▶ _WHAT THIS TASK INVOLVES_
State the count of lines below in which the word "learning" appears, and add nothing.
****************
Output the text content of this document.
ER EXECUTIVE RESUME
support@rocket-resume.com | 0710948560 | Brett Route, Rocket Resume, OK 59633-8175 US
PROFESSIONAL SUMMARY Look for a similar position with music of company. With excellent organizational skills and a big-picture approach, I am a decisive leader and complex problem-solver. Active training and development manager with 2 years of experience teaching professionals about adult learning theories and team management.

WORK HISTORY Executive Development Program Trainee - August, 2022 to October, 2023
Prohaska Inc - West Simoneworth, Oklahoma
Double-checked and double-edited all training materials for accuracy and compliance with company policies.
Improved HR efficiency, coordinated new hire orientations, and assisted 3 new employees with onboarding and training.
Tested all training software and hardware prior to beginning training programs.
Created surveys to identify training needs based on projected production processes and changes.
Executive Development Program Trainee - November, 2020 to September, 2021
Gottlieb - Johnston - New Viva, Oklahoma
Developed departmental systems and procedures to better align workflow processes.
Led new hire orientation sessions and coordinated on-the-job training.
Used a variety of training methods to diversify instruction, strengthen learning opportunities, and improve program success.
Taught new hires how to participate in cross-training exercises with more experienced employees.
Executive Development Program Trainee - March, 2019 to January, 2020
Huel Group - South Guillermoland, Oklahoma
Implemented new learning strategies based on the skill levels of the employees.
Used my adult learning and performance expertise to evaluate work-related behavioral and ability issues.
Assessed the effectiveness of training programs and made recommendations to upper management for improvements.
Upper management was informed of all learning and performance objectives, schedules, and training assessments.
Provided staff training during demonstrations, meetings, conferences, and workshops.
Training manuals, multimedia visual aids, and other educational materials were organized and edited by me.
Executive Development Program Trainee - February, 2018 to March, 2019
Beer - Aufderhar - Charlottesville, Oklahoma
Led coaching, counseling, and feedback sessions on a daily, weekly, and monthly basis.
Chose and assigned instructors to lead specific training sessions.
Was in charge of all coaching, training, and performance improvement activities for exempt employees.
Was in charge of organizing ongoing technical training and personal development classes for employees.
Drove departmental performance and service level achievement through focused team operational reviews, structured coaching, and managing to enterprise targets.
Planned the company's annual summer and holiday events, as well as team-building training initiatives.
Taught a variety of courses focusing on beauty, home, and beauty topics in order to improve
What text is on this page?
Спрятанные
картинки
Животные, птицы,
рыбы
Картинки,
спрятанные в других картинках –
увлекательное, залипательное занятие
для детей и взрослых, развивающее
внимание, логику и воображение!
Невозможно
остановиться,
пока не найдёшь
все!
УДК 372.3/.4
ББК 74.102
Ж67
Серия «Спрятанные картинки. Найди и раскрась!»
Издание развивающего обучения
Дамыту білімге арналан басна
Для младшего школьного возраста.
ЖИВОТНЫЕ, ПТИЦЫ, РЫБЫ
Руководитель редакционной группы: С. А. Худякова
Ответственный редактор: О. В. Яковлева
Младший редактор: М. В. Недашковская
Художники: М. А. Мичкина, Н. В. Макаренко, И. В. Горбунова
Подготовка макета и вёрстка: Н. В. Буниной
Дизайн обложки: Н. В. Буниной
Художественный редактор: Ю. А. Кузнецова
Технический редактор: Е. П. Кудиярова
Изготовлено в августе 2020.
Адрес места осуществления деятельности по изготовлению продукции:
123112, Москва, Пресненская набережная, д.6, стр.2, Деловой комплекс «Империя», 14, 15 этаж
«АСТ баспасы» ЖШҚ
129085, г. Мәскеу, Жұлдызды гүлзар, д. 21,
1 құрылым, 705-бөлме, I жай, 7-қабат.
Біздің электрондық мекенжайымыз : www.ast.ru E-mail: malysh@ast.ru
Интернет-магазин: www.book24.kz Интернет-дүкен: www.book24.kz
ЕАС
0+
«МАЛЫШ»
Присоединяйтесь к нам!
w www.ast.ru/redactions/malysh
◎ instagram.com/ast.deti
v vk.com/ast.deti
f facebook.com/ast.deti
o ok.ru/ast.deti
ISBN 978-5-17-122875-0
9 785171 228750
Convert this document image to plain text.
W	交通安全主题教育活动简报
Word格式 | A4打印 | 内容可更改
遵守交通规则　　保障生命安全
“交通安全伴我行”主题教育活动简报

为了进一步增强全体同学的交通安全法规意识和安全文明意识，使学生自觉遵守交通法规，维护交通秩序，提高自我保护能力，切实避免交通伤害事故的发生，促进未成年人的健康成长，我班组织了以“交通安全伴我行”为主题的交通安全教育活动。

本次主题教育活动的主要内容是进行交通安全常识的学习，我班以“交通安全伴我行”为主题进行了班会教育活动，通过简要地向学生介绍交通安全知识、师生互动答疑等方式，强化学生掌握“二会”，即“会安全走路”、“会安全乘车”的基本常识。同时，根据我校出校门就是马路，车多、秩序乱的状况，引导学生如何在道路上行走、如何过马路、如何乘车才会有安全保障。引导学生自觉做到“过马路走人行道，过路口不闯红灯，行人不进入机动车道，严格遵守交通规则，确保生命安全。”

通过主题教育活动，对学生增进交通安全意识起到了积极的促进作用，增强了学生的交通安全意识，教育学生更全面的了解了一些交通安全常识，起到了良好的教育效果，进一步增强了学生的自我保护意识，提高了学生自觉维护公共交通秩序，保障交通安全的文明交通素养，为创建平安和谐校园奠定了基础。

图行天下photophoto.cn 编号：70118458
****************
▶ _ANSWER IN FULL_
5